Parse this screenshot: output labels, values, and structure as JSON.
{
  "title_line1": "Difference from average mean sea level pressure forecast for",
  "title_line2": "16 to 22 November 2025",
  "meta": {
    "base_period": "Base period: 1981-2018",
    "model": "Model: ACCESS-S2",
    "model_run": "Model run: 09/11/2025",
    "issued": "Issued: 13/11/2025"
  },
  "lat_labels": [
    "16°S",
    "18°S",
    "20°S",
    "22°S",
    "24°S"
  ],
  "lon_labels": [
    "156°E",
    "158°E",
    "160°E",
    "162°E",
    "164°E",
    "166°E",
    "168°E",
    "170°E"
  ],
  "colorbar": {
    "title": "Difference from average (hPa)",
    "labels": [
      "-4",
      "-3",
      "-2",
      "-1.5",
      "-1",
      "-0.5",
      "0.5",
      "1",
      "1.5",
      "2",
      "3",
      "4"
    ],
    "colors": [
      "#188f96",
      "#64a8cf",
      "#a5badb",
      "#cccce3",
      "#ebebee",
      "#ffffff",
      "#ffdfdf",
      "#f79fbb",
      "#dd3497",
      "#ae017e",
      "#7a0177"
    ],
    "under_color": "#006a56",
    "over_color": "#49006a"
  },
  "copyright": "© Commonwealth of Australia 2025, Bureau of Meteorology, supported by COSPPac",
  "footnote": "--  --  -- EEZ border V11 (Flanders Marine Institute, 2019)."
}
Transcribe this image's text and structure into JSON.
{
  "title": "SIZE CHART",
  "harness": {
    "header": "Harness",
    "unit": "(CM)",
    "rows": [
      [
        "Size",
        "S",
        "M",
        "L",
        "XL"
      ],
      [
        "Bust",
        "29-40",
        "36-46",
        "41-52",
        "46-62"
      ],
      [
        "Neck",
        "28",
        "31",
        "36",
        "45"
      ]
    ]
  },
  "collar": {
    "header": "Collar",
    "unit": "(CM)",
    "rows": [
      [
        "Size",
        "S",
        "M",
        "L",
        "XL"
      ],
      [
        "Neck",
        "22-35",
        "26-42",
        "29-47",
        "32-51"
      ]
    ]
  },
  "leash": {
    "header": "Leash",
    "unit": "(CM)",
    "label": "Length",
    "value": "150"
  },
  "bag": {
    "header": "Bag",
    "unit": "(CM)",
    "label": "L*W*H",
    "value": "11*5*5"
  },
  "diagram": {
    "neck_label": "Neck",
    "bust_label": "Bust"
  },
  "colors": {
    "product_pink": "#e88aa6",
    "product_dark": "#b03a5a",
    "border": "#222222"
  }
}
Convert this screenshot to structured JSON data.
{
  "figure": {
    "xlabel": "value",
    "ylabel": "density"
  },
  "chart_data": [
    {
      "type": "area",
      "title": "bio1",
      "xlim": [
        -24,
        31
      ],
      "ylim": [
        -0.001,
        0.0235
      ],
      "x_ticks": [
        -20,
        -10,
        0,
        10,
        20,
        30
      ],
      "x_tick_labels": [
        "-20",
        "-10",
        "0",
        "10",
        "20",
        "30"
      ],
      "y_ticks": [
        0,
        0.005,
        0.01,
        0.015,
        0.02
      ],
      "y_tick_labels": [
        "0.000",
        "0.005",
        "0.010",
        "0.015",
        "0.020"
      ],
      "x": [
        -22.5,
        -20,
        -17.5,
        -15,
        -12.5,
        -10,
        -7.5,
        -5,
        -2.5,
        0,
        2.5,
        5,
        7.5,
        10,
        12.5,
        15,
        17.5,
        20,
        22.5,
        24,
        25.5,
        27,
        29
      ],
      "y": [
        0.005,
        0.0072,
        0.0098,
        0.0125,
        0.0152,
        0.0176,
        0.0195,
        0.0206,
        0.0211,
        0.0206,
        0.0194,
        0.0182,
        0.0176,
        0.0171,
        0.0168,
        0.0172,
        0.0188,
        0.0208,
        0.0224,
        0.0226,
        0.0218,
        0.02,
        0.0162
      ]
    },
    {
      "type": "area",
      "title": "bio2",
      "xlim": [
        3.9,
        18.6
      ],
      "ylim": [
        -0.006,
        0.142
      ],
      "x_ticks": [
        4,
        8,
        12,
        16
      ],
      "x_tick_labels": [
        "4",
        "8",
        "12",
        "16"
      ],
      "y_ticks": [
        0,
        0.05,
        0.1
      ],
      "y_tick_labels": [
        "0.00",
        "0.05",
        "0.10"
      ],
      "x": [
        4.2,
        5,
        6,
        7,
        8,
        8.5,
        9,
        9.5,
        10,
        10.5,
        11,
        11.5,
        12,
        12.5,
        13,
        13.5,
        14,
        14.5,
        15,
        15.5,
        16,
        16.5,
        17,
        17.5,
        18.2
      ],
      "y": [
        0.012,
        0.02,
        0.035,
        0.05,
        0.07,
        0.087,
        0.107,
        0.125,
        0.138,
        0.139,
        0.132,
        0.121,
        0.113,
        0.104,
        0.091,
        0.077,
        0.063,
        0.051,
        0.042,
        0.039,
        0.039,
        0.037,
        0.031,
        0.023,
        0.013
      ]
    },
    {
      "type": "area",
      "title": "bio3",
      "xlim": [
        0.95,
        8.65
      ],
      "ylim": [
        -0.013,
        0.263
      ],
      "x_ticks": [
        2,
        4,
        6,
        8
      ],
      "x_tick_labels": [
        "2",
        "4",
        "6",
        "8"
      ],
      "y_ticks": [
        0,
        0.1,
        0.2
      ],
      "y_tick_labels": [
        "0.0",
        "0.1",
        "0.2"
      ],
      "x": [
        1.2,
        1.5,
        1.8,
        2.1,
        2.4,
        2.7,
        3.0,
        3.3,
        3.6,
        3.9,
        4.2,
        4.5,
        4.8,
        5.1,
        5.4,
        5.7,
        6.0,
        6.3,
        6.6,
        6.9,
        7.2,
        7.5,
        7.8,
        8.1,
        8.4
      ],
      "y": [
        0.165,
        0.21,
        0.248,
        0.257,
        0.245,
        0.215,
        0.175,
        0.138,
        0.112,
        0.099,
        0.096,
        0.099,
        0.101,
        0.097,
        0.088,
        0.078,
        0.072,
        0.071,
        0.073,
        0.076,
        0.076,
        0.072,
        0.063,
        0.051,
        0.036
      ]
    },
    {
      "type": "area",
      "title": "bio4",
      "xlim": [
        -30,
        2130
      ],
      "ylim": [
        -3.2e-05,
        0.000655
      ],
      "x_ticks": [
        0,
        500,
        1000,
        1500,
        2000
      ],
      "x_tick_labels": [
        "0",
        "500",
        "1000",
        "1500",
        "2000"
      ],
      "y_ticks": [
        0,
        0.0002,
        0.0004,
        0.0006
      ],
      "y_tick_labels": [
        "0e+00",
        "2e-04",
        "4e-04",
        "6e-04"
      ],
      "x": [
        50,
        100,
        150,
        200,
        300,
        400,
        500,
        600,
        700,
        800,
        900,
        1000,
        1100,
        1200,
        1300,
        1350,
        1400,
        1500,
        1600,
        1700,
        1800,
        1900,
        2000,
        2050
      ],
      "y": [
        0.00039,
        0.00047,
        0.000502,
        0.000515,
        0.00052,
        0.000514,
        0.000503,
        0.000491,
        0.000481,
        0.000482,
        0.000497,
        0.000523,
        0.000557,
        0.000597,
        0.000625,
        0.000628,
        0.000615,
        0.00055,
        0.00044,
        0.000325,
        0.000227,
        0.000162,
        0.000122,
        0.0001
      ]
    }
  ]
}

- - - -

= Exercise objective =
Identify and copy the lines holding the word "header".

= Worked answer =
    "header": "Harness",
    "header": "Collar",
    "header": "Leash",
    "header": "Bag",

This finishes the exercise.